⟨

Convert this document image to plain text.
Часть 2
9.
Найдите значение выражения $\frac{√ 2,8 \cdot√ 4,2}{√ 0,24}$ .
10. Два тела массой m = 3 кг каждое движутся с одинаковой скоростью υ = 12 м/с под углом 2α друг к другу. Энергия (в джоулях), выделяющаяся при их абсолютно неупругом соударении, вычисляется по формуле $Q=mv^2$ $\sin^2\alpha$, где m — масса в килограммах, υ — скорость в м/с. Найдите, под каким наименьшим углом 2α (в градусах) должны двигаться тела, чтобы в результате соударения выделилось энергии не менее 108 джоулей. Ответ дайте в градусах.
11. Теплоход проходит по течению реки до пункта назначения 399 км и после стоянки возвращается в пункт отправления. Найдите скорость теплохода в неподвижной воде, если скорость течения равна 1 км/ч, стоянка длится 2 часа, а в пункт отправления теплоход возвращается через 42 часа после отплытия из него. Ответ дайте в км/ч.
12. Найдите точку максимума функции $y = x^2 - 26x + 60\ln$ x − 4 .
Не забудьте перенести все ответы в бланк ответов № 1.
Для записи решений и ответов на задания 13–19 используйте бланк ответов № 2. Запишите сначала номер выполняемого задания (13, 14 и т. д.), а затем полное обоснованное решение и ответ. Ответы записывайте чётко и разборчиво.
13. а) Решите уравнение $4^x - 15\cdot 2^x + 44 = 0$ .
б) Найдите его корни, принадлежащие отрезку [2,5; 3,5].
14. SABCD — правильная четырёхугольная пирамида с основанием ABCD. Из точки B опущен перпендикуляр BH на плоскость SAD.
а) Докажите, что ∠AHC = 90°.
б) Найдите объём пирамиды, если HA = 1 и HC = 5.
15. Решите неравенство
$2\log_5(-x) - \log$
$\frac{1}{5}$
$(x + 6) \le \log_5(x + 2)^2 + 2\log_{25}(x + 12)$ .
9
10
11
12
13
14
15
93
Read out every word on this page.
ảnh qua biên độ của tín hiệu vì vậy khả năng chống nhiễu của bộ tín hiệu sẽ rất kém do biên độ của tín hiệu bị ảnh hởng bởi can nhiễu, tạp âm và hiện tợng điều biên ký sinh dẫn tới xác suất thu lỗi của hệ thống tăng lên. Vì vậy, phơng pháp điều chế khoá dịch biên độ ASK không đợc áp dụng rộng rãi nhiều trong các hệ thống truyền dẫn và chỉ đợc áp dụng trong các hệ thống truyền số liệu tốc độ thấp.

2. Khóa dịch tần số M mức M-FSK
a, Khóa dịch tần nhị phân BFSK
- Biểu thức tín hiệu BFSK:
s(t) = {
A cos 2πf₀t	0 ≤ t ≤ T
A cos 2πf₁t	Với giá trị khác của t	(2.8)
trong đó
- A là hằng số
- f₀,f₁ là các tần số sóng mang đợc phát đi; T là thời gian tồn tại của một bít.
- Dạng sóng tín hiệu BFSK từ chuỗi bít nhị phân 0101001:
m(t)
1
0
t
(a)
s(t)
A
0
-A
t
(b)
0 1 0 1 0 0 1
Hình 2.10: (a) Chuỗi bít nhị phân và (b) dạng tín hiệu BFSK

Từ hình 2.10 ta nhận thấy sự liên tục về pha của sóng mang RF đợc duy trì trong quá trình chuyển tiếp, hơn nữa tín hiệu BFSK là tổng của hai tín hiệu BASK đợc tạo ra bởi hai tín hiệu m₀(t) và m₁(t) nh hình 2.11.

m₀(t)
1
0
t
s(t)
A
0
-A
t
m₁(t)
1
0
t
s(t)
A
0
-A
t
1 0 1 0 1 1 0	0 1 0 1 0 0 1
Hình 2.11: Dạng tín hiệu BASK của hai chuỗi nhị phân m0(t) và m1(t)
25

⟩

Aim>
Extract, from the listing above, every line where the string "this" occurs.

Written solution>
Convert this document image to plain text.
Read out every word on this page.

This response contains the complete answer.